_TU OBJETIVO_
Reescribe el tramo que va desde la línea que contiene "x-tick-label: 2019 (810, 528, 847, 546)" hasta la que contiene "y2-tick-label: 30 000 (1074, 339, 1124, 357)", ambas incluidas, y sustituye "Year" por "Año" sin cambiar nada más.

_DATOS DE ENTRADA_
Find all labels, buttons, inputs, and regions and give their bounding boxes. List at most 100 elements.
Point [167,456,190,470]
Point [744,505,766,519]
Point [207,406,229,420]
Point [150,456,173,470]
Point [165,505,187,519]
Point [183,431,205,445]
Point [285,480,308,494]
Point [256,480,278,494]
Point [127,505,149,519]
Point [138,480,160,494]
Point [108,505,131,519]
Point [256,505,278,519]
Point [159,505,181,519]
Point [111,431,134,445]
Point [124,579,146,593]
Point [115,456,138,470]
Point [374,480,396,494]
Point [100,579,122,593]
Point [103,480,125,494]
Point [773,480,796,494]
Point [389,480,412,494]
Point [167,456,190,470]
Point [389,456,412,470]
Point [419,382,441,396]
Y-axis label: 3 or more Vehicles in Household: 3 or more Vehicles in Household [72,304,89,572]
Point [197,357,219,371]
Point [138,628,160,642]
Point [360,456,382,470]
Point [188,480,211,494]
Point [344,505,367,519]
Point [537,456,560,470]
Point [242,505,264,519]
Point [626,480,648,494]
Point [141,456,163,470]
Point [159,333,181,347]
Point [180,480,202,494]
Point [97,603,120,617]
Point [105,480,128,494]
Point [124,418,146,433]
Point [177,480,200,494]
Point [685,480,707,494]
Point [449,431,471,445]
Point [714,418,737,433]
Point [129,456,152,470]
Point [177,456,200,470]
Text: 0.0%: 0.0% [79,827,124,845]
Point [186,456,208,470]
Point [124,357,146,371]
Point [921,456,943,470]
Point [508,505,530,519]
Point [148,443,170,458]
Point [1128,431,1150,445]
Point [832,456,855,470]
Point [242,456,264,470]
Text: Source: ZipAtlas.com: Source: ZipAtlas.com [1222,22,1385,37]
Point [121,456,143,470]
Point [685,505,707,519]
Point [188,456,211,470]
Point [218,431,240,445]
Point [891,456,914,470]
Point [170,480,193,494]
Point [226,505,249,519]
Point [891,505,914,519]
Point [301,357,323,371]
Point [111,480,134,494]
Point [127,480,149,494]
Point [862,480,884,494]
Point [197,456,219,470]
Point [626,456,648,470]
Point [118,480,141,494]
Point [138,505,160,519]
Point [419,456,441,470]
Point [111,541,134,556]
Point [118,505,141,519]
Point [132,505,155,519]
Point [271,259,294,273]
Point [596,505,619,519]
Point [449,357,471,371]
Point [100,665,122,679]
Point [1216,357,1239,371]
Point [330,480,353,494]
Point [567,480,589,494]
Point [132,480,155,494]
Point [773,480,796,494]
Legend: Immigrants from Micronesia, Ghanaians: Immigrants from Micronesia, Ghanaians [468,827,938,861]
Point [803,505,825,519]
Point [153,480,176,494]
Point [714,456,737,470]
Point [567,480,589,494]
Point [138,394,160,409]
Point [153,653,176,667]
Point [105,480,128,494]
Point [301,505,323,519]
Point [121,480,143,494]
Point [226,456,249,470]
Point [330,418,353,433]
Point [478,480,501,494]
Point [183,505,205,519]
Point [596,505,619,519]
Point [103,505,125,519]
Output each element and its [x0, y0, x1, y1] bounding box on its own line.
...
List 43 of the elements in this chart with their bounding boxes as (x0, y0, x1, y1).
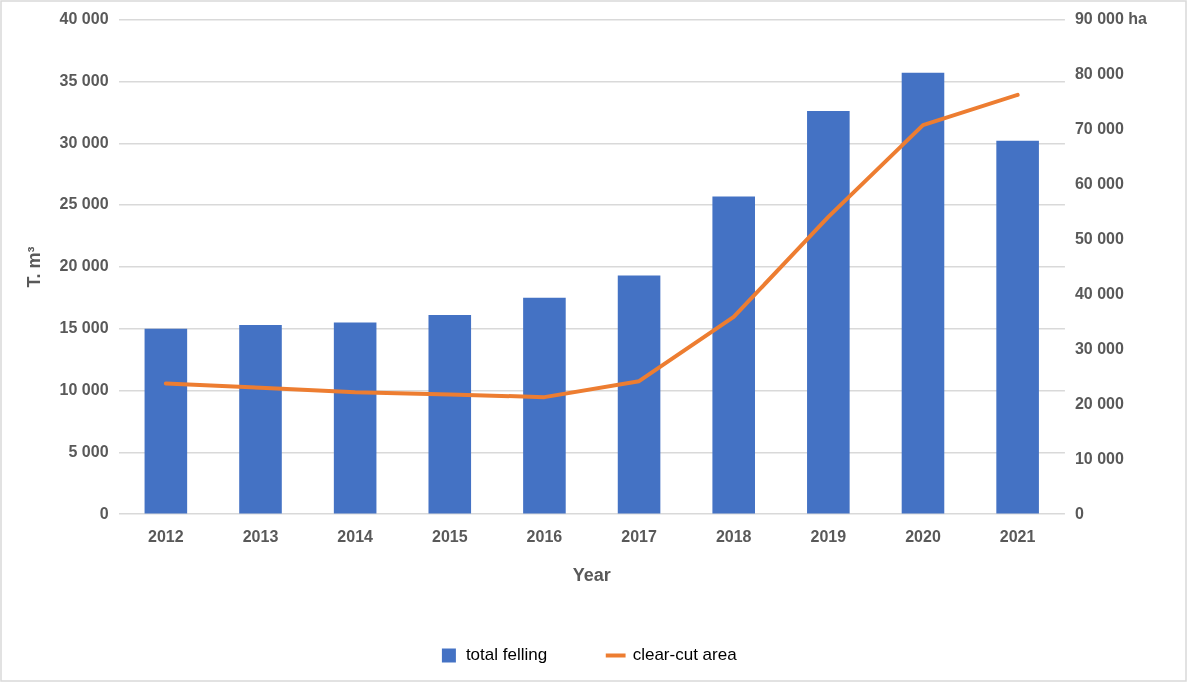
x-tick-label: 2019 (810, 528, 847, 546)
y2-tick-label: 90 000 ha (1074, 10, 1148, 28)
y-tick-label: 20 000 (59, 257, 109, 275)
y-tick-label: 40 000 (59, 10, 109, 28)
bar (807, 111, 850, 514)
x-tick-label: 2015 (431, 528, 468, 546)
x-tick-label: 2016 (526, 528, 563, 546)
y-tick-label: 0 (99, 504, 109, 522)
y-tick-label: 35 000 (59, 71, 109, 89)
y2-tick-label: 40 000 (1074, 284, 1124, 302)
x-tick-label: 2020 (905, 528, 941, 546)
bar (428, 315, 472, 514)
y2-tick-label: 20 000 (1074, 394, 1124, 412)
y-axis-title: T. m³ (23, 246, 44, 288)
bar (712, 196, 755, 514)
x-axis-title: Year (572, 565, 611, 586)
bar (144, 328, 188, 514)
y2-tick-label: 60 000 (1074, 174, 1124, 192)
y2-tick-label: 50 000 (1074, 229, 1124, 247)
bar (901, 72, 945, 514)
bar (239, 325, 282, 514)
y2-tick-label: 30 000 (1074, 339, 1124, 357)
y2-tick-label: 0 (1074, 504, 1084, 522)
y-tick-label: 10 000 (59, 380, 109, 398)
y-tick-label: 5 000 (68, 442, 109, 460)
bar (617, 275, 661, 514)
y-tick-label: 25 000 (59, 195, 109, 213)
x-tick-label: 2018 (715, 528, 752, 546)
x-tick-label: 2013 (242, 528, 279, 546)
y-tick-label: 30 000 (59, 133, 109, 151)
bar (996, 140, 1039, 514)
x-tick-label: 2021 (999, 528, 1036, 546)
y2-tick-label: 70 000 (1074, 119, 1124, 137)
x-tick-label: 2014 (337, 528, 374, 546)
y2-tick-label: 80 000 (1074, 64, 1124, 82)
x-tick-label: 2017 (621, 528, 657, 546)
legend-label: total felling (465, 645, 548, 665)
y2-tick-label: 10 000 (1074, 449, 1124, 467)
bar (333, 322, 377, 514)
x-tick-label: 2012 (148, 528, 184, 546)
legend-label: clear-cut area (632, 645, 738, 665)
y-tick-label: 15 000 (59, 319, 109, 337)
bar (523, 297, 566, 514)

_RESPUESTA AL PROBLEMA_
x-tick-label: 2019 (810, 528, 847, 546)
y2-tick-label: 90 000 ha (1074, 10, 1148, 28)
y-tick-label: 20 000 (59, 257, 109, 275)
y-tick-label: 40 000 (59, 10, 109, 28)
bar (807, 111, 850, 514)
x-tick-label: 2015 (431, 528, 468, 546)
x-tick-label: 2016 (526, 528, 563, 546)
y-tick-label: 0 (99, 504, 109, 522)
y-tick-label: 35 000 (59, 71, 109, 89)
y2-tick-label: 40 000 (1074, 284, 1124, 302)
x-tick-label: 2020 (905, 528, 941, 546)
bar (428, 315, 472, 514)
y2-tick-label: 20 000 (1074, 394, 1124, 412)
y-axis-title: T. m³ (23, 246, 44, 288)
bar (712, 196, 755, 514)
x-axis-title: Año (572, 565, 611, 586)
bar (144, 328, 188, 514)
y2-tick-label: 60 000 (1074, 174, 1124, 192)
y2-tick-label: 50 000 (1074, 229, 1124, 247)
bar (901, 72, 945, 514)
bar (239, 325, 282, 514)
y2-tick-label: 30 000 (1074, 339, 1124, 357)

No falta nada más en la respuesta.